Data lines:
========================================

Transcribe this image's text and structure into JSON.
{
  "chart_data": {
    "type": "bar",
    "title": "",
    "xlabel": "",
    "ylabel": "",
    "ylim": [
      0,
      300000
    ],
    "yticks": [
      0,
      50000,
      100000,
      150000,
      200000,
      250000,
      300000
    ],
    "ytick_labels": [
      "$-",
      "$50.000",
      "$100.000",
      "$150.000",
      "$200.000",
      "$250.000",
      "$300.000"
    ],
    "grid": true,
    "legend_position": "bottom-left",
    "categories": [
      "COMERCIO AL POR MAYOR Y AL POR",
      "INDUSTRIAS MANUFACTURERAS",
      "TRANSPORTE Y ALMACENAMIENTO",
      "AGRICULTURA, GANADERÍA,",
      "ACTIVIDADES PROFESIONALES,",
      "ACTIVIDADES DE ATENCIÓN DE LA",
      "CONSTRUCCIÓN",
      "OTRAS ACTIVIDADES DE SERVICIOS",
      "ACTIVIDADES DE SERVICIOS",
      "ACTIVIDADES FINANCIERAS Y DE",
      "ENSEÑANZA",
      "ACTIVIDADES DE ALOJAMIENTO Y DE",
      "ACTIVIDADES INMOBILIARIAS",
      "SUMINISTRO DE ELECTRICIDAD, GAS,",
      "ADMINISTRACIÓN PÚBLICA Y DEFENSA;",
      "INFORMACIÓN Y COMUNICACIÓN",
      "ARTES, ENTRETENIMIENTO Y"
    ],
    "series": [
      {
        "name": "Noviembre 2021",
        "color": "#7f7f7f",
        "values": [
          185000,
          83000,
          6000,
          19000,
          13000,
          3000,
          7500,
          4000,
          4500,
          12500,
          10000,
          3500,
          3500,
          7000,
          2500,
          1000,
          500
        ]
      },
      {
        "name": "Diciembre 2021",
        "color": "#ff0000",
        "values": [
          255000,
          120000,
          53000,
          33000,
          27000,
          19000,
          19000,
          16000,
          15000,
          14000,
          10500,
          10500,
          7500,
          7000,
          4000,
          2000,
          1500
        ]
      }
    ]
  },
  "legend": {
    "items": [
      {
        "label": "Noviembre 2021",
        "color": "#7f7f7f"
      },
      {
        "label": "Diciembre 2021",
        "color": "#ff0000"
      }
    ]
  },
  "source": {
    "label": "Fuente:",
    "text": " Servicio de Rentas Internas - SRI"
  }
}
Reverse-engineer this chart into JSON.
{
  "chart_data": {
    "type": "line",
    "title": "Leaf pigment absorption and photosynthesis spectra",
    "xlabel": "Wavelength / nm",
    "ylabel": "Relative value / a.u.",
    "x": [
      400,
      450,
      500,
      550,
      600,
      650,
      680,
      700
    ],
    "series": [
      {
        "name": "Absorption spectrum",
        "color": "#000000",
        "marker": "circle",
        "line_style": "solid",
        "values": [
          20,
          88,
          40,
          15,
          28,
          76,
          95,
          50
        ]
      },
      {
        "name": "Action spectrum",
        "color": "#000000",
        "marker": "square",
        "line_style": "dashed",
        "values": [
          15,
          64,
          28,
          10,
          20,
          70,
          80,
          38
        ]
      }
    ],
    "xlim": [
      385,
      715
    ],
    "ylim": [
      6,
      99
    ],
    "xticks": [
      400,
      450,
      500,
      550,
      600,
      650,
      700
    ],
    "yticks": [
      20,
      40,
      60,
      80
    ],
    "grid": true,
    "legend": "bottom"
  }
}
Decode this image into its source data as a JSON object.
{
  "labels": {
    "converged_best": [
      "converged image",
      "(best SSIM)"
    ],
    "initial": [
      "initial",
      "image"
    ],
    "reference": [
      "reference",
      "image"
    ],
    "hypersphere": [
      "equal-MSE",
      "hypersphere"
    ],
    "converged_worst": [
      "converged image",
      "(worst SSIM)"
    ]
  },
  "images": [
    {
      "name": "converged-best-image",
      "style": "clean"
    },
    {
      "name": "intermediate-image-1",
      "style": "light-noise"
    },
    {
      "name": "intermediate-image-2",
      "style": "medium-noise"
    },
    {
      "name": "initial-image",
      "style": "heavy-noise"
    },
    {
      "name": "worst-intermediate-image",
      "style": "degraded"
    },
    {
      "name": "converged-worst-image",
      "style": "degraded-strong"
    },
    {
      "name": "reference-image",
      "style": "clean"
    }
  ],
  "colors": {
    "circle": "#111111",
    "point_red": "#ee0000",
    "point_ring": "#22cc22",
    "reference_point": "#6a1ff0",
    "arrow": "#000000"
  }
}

========================================

Short problem:
Where a line contains the string "SERVICIOS", extract that line.

Answer for this exercise:
      "OTRAS ACTIVIDADES DE SERVICIOS",
      "ACTIVIDADES DE SERVICIOS",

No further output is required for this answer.